Counting only lines that hold "Consumption", give the total and nothing more.

-- Begin RECORD EXTRACTS --

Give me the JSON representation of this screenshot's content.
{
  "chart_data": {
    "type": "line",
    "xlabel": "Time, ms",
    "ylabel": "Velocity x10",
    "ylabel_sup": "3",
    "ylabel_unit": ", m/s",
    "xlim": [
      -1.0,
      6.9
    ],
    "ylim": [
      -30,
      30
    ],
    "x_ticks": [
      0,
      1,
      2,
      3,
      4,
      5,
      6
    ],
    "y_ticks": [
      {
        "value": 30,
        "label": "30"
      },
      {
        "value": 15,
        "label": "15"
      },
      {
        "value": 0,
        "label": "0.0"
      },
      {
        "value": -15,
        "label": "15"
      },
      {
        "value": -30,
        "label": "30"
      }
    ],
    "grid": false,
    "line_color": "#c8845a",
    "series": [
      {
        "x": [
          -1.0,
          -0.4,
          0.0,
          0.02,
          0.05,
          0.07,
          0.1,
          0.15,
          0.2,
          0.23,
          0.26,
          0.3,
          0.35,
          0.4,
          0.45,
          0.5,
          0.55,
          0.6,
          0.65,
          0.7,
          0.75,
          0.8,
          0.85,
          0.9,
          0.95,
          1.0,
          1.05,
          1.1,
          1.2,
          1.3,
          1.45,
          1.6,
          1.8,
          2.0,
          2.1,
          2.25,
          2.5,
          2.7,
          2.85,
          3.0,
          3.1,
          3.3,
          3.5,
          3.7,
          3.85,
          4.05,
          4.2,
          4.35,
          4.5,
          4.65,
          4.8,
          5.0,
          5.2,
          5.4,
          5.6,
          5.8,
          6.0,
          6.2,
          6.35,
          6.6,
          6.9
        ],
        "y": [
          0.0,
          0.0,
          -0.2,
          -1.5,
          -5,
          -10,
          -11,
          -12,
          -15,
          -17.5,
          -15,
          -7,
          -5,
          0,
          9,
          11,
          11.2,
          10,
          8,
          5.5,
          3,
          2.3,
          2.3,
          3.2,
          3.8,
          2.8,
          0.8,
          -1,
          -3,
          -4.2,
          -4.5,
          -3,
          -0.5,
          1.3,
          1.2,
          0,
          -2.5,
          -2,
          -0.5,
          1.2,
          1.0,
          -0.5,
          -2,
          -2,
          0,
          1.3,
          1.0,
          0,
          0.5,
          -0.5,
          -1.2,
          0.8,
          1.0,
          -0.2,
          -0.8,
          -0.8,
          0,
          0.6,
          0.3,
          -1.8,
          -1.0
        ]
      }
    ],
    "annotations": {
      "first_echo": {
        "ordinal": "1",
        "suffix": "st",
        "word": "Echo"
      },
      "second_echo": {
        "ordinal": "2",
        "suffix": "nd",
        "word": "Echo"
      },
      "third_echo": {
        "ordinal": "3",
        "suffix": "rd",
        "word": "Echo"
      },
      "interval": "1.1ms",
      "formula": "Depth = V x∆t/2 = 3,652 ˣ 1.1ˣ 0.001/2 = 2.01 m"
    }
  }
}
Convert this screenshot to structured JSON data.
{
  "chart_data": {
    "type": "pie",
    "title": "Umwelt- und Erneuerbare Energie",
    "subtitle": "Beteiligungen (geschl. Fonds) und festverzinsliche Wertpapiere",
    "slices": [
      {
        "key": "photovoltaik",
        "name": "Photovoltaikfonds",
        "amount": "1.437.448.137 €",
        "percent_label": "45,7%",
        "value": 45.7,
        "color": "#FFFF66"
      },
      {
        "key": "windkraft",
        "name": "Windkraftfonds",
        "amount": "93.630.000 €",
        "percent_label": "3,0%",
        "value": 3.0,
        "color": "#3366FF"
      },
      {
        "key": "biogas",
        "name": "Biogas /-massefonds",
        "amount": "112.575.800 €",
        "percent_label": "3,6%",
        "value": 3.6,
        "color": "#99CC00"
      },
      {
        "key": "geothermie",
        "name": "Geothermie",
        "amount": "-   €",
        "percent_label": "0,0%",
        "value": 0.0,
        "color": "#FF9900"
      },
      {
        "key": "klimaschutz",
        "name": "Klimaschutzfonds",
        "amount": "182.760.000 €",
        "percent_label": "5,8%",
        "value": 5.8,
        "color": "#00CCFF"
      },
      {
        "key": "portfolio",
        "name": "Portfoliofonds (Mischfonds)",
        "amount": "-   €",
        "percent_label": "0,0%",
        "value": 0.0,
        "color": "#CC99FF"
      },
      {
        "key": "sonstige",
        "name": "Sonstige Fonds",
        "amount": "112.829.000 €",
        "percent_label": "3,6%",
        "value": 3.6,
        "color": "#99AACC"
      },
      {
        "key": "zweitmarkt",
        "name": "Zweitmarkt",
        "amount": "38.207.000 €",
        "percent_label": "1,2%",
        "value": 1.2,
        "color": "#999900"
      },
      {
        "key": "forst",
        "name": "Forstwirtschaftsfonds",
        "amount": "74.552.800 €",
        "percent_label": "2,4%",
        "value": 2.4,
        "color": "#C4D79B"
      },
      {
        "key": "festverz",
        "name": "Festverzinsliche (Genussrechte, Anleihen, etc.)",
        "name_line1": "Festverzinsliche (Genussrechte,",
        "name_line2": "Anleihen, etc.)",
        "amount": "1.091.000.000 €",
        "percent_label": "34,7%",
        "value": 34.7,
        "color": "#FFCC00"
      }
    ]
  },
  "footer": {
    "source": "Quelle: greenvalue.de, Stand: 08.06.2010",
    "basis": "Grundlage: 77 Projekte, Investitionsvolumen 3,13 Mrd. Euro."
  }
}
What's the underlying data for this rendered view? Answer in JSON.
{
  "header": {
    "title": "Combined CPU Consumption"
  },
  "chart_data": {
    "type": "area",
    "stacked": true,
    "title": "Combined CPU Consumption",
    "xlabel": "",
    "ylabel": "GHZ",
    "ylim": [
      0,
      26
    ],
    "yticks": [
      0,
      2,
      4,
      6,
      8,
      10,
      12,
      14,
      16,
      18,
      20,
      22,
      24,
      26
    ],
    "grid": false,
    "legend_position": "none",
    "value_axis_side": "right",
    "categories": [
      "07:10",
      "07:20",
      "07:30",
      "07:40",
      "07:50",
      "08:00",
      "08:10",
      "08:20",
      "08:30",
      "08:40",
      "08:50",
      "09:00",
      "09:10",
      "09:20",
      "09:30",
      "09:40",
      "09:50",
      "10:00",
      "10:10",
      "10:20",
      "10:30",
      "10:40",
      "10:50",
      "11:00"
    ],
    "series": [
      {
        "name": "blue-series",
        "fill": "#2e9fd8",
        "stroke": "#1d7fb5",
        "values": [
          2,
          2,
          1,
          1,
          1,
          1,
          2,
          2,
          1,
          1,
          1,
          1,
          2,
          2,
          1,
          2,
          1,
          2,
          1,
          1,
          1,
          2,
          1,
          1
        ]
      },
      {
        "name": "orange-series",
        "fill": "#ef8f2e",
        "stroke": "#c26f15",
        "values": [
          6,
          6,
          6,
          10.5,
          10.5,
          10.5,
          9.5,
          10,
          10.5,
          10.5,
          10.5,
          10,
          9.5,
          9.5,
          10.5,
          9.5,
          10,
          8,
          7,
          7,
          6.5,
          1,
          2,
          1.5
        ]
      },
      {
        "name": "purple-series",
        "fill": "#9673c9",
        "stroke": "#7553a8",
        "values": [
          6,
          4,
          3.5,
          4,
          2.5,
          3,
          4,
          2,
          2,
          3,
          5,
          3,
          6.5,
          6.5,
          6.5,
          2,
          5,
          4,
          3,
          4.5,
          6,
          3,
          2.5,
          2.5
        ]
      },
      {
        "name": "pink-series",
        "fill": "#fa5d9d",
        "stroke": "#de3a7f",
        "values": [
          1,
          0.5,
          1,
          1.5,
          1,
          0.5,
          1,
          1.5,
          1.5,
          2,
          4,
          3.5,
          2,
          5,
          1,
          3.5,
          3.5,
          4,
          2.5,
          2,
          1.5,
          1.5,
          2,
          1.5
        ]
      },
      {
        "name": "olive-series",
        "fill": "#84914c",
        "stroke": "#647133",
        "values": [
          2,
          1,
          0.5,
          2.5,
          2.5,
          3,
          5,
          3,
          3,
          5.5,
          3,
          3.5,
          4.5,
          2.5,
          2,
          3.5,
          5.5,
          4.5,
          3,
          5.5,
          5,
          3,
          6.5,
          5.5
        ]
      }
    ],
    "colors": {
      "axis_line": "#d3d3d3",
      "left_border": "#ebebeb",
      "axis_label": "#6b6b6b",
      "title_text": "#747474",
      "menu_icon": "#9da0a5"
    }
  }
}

-- End RECORD EXTRACTS --

### SOLVED PROBLEM
2